:: The problem ::
Can you restate the records below word for word?

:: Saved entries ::
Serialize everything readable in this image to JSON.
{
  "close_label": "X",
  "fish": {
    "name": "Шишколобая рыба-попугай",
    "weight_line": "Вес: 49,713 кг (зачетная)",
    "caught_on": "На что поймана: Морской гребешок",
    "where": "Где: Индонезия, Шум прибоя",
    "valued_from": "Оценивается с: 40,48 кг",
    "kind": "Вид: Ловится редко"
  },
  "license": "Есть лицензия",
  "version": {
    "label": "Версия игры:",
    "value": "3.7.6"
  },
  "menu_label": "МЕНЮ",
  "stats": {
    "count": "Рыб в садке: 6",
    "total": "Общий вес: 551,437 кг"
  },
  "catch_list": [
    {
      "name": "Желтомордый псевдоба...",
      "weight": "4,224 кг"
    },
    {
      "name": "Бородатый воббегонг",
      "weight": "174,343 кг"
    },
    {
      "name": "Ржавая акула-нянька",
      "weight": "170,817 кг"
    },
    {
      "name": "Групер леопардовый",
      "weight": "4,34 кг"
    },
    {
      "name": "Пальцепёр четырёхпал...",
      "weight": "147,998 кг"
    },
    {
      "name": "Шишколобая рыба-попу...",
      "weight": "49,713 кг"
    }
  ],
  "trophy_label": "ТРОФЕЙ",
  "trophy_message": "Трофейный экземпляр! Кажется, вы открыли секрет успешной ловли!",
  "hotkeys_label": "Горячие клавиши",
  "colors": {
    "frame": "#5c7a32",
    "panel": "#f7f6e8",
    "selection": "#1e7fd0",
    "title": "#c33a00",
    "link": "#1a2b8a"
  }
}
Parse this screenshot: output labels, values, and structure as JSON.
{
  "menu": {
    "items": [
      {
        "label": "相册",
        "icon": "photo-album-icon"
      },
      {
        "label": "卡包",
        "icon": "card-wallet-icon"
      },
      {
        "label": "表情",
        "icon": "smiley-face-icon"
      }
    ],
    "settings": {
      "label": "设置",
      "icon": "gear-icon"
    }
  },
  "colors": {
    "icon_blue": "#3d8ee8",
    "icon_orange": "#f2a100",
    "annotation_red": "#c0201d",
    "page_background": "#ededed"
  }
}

:: Result ::
Serialize everything readable in this image to JSON.
{
  "close_label": "X",
  "fish": {
    "name": "Шишколобая рыба-попугай",
    "weight_line": "Вес: 49,713 кг (зачетная)",
    "caught_on": "На что поймана: Морской гребешок",
    "where": "Где: Индонезия, Шум прибоя",
    "valued_from": "Оценивается с: 40,48 кг",
    "kind": "Вид: Ловится редко"
  },
  "license": "Есть лицензия",
  "version": {
    "label": "Версия игры:",
    "value": "3.7.6"
  },
  "menu_label": "МЕНЮ",
  "stats": {
    "count": "Рыб в садке: 6",
    "total": "Общий вес: 551,437 кг"
  },
  "catch_list": [
    {
      "name": "Желтомордый псевдоба...",
      "weight": "4,224 кг"
    },
    {
      "name": "Бородатый воббегонг",
      "weight": "174,343 кг"
    },
    {
      "name": "Ржавая акула-нянька",
      "weight": "170,817 кг"
    },
    {
      "name": "Групер леопардовый",
      "weight": "4,34 кг"
    },
    {
      "name": "Пальцепёр четырёхпал...",
      "weight": "147,998 кг"
    },
    {
      "name": "Шишколобая рыба-попу...",
      "weight": "49,713 кг"
    }
  ],
  "trophy_label": "ТРОФЕЙ",
  "trophy_message": "Трофейный экземпляр! Кажется, вы открыли секрет успешной ловли!",
  "hotkeys_label": "Горячие клавиши",
  "colors": {
    "frame": "#5c7a32",
    "panel": "#f7f6e8",
    "selection": "#1e7fd0",
    "title": "#c33a00",
    "link": "#1a2b8a"
  }
}
Parse this screenshot: output labels, values, and structure as JSON.
{
  "menu": {
    "items": [
      {
        "label": "相册",
        "icon": "photo-album-icon"
      },
      {
        "label": "卡包",
        "icon": "card-wallet-icon"
      },
      {
        "label": "表情",
        "icon": "smiley-face-icon"
      }
    ],
    "settings": {
      "label": "设置",
      "icon": "gear-icon"
    }
  },
  "colors": {
    "icon_blue": "#3d8ee8",
    "icon_orange": "#f2a100",
    "annotation_red": "#c0201d",
    "page_background": "#ededed"
  }
}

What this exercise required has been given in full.